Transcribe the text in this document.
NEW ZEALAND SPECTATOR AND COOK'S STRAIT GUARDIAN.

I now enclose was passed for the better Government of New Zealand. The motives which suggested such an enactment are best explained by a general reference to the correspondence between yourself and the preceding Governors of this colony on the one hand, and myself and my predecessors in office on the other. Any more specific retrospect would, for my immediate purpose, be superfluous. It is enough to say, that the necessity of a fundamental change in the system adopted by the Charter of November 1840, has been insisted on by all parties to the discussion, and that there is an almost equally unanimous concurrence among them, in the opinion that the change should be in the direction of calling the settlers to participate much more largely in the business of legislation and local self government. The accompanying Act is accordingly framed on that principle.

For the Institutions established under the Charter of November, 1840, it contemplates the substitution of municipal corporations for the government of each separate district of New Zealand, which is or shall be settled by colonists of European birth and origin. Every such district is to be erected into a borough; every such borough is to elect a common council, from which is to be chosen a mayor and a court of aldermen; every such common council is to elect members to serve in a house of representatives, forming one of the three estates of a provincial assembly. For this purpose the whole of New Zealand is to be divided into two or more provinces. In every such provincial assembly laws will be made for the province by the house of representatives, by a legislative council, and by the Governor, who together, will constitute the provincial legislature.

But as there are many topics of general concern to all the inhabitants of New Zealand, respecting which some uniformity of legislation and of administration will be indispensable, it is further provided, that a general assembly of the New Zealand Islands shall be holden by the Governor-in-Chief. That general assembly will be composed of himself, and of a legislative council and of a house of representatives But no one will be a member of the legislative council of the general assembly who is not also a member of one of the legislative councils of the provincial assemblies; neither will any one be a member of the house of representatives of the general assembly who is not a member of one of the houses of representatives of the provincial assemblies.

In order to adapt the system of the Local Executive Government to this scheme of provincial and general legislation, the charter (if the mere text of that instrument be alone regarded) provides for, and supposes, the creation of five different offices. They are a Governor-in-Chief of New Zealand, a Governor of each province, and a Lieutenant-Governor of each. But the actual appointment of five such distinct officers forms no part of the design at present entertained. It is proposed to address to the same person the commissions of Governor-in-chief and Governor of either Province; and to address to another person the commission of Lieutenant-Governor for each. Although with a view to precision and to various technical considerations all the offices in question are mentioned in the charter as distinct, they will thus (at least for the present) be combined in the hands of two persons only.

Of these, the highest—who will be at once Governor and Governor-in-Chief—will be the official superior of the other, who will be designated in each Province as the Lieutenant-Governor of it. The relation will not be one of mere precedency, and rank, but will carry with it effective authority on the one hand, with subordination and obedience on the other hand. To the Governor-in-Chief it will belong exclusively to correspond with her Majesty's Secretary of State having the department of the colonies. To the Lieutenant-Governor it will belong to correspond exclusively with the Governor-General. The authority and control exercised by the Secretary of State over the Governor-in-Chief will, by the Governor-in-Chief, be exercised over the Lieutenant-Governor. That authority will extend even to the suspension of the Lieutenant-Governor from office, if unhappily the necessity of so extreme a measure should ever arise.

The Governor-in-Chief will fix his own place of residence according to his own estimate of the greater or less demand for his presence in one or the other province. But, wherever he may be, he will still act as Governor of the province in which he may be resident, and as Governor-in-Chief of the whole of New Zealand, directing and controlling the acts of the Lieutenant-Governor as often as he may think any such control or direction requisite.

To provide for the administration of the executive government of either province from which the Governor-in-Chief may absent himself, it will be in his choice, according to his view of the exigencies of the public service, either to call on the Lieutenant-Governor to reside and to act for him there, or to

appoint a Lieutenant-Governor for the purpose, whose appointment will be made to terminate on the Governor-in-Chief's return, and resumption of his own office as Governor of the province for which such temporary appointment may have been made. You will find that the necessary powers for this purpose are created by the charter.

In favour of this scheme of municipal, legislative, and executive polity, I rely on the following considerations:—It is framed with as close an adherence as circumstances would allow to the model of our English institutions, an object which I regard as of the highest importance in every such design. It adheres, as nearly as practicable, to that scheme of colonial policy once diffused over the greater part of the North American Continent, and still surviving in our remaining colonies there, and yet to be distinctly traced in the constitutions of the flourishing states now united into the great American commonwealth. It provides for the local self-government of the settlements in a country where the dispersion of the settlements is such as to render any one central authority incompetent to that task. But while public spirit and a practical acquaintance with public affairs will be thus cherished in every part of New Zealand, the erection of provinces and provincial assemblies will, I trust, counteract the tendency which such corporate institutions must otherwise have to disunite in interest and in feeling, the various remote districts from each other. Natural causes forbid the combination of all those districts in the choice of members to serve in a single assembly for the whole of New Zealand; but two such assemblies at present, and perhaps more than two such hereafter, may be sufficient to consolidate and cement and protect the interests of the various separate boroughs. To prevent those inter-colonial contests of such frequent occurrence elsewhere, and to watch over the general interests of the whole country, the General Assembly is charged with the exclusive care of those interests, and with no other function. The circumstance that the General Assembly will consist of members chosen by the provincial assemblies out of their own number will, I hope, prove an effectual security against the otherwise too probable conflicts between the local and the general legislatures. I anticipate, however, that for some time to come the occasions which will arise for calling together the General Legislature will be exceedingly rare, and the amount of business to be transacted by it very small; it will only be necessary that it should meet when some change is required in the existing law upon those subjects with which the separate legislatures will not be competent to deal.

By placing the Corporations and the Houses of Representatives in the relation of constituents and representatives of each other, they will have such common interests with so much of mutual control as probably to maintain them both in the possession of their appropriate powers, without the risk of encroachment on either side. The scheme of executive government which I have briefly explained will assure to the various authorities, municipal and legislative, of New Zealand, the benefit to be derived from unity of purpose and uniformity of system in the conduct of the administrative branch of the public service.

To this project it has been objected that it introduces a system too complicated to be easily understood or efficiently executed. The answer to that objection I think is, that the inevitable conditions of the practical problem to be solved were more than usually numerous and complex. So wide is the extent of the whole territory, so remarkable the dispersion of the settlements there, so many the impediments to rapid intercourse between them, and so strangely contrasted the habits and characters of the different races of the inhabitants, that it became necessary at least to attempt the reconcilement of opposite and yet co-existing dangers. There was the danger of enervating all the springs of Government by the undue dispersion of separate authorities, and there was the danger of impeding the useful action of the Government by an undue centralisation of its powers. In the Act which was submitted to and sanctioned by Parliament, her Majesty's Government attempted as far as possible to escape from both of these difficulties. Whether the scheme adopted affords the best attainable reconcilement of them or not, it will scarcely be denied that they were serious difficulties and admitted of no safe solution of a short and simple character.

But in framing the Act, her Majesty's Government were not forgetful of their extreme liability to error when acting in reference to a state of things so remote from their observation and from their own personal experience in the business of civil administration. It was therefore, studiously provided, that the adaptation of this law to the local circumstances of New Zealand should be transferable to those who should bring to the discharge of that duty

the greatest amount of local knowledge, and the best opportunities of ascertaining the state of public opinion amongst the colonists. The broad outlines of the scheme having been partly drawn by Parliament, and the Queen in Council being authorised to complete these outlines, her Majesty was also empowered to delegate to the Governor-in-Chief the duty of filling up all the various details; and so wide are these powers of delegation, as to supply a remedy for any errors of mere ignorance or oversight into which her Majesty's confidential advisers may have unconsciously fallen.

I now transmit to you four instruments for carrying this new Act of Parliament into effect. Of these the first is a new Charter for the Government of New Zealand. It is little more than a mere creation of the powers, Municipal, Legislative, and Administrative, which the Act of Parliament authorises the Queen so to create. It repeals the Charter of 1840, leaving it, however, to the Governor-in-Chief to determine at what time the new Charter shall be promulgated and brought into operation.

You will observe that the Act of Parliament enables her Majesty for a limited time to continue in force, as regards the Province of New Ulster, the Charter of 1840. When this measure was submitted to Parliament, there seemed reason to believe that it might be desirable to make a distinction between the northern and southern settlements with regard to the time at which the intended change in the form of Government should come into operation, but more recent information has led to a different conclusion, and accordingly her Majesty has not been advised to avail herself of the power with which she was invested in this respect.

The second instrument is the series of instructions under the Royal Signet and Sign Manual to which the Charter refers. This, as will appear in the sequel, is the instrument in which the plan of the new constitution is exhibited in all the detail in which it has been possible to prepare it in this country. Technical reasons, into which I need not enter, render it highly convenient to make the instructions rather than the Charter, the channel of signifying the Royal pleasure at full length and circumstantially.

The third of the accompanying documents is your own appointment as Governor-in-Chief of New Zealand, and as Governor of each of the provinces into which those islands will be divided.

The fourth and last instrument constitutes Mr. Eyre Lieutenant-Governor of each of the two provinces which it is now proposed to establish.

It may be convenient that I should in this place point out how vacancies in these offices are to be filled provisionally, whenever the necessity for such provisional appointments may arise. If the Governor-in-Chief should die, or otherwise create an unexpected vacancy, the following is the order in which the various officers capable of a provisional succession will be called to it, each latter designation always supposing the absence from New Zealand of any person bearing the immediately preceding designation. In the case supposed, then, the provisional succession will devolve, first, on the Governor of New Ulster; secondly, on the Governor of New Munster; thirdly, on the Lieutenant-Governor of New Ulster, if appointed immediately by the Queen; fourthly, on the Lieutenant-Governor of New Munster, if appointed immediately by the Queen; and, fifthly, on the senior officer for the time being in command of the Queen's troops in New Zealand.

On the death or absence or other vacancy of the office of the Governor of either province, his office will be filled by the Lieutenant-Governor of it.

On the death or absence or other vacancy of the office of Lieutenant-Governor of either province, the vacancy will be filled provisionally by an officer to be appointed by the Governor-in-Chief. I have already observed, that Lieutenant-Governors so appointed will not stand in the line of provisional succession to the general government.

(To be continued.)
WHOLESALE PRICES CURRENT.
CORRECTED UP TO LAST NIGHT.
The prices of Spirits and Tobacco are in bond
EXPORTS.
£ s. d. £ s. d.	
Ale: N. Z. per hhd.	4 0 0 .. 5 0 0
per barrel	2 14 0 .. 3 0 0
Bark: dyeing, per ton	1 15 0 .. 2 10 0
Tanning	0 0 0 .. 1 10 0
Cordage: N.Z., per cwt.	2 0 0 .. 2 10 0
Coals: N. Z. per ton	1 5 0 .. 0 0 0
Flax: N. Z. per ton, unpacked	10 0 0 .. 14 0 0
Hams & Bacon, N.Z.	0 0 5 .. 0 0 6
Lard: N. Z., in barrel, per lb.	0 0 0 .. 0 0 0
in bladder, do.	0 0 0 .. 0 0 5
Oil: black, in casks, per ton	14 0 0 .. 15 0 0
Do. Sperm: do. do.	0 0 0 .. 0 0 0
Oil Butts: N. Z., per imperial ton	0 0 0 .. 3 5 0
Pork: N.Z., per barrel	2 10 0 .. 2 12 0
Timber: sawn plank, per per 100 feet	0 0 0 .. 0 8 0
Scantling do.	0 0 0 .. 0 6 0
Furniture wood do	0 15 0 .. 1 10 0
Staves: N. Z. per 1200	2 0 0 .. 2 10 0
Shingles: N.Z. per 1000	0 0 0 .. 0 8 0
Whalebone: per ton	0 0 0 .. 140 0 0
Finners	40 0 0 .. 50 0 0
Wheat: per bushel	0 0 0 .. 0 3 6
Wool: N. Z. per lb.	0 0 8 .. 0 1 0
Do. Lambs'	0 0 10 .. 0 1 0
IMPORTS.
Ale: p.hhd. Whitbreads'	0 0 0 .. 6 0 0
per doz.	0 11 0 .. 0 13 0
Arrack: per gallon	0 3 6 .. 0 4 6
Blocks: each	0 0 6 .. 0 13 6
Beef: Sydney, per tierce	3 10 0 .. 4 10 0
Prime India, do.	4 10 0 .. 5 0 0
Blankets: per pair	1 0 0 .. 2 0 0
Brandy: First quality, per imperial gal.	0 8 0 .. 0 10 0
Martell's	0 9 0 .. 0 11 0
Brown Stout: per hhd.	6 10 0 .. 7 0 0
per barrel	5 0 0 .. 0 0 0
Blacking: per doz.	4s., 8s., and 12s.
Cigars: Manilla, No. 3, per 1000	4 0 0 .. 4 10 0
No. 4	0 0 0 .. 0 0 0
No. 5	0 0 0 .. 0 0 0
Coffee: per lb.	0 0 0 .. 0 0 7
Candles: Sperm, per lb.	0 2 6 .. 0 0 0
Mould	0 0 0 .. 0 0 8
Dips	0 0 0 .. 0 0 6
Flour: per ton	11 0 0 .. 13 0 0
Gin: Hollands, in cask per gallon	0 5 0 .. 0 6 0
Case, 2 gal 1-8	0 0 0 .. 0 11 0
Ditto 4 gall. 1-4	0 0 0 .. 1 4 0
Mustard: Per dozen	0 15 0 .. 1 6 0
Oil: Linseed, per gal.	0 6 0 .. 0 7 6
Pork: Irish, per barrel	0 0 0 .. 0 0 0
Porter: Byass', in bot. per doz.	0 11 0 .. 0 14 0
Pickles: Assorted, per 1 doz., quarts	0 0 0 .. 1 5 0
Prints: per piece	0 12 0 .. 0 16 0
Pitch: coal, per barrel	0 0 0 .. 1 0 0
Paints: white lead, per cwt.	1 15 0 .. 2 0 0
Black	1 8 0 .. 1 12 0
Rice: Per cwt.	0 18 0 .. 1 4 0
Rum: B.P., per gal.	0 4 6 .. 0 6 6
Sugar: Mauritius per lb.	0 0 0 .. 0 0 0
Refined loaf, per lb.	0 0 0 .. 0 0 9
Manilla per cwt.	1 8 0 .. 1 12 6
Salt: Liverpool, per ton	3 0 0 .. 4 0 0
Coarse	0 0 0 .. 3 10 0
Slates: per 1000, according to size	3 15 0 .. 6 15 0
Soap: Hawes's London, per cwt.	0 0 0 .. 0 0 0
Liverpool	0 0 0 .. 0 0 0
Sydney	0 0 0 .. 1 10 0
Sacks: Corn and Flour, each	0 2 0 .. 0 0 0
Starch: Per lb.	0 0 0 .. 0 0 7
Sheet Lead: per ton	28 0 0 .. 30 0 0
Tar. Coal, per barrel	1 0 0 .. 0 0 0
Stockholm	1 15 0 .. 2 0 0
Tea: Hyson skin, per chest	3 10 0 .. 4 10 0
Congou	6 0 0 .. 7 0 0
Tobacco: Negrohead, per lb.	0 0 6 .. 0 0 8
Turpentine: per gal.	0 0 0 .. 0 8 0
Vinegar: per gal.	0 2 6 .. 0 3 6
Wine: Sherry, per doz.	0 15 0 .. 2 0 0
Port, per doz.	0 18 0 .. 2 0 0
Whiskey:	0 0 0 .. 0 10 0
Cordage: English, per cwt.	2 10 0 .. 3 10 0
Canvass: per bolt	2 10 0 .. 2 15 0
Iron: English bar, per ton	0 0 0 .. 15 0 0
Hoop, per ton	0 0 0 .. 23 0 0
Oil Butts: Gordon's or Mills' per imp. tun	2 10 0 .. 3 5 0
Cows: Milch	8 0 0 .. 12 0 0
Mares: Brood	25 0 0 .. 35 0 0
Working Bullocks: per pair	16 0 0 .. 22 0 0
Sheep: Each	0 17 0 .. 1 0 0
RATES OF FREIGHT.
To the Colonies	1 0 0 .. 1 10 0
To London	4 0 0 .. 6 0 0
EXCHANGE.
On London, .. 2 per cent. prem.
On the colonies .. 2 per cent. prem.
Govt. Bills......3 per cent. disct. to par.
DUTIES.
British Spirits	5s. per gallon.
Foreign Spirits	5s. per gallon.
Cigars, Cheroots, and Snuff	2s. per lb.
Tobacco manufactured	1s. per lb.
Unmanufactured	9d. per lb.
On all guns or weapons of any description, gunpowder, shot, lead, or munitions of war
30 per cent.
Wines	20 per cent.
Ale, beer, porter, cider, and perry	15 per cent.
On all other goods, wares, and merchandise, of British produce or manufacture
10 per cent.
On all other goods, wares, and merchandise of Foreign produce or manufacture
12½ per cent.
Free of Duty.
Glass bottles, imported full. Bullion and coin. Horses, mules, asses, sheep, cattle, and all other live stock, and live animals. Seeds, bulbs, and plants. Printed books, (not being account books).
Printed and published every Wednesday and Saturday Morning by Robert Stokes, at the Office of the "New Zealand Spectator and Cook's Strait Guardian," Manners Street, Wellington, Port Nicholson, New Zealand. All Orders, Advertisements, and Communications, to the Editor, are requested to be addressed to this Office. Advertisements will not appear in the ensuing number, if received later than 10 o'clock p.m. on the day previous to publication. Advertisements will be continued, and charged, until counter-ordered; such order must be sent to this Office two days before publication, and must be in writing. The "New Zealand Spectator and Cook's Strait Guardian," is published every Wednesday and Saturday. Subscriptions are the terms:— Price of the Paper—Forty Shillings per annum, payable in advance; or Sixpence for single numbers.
====================
> **Job**
Search the records for the word "imperial", then list every line that has it.

> **Exercise solution**
Oil Butts: N. Z., per imperial ton	0 0 0 .. 3 5 0
Brandy: First quality, per imperial gal.	0 8 0 .. 0 10 0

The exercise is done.